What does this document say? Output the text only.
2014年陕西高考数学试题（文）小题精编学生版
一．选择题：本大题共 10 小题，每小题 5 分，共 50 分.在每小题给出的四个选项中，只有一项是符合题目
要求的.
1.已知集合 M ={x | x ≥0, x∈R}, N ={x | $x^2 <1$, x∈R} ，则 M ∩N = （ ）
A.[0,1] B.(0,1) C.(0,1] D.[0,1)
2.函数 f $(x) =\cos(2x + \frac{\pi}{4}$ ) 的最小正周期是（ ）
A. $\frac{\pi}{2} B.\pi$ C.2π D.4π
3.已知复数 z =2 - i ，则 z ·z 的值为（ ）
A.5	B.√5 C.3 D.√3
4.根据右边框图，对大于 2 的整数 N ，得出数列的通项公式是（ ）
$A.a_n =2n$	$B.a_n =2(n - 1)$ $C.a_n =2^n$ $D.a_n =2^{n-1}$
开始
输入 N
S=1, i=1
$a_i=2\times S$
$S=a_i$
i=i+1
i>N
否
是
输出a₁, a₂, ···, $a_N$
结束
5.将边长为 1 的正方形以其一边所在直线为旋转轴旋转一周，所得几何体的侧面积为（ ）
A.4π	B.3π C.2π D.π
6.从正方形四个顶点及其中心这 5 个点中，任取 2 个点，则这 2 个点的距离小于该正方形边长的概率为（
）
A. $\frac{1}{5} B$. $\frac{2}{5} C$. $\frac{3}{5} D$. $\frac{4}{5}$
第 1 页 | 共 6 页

= = = = =

## Work to do:
From the records above, extract every line exactly as it stands.

## Correct result:
What does this document say? Output the text only.
2014年陕西高考数学试题（文）小题精编学生版
一．选择题：本大题共 10 小题，每小题 5 分，共 50 分.在每小题给出的四个选项中，只有一项是符合题目
要求的.
1.已知集合 M ={x | x ≥0, x∈R}, N ={x | $x^2 <1$, x∈R} ，则 M ∩N = （ ）
A.[0,1] B.(0,1) C.(0,1] D.[0,1)
2.函数 f $(x) =\cos(2x + \frac{\pi}{4}$ ) 的最小正周期是（ ）
A. $\frac{\pi}{2} B.\pi$ C.2π D.4π
3.已知复数 z =2 - i ，则 z ·z 的值为（ ）
A.5	B.√5 C.3 D.√3
4.根据右边框图，对大于 2 的整数 N ，得出数列的通项公式是（ ）
$A.a_n =2n$	$B.a_n =2(n - 1)$ $C.a_n =2^n$ $D.a_n =2^{n-1}$
开始
输入 N
S=1, i=1
$a_i=2\times S$
$S=a_i$
i=i+1
i>N
否
是
输出a₁, a₂, ···, $a_N$
结束
5.将边长为 1 的正方形以其一边所在直线为旋转轴旋转一周，所得几何体的侧面积为（ ）
A.4π	B.3π C.2π D.π
6.从正方形四个顶点及其中心这 5 个点中，任取 2 个点，则这 2 个点的距离小于该正方形边长的概率为（
）
A. $\frac{1}{5} B$. $\frac{2}{5} C$. $\frac{3}{5} D$. $\frac{4}{5}$
第 1 页 | 共 6 页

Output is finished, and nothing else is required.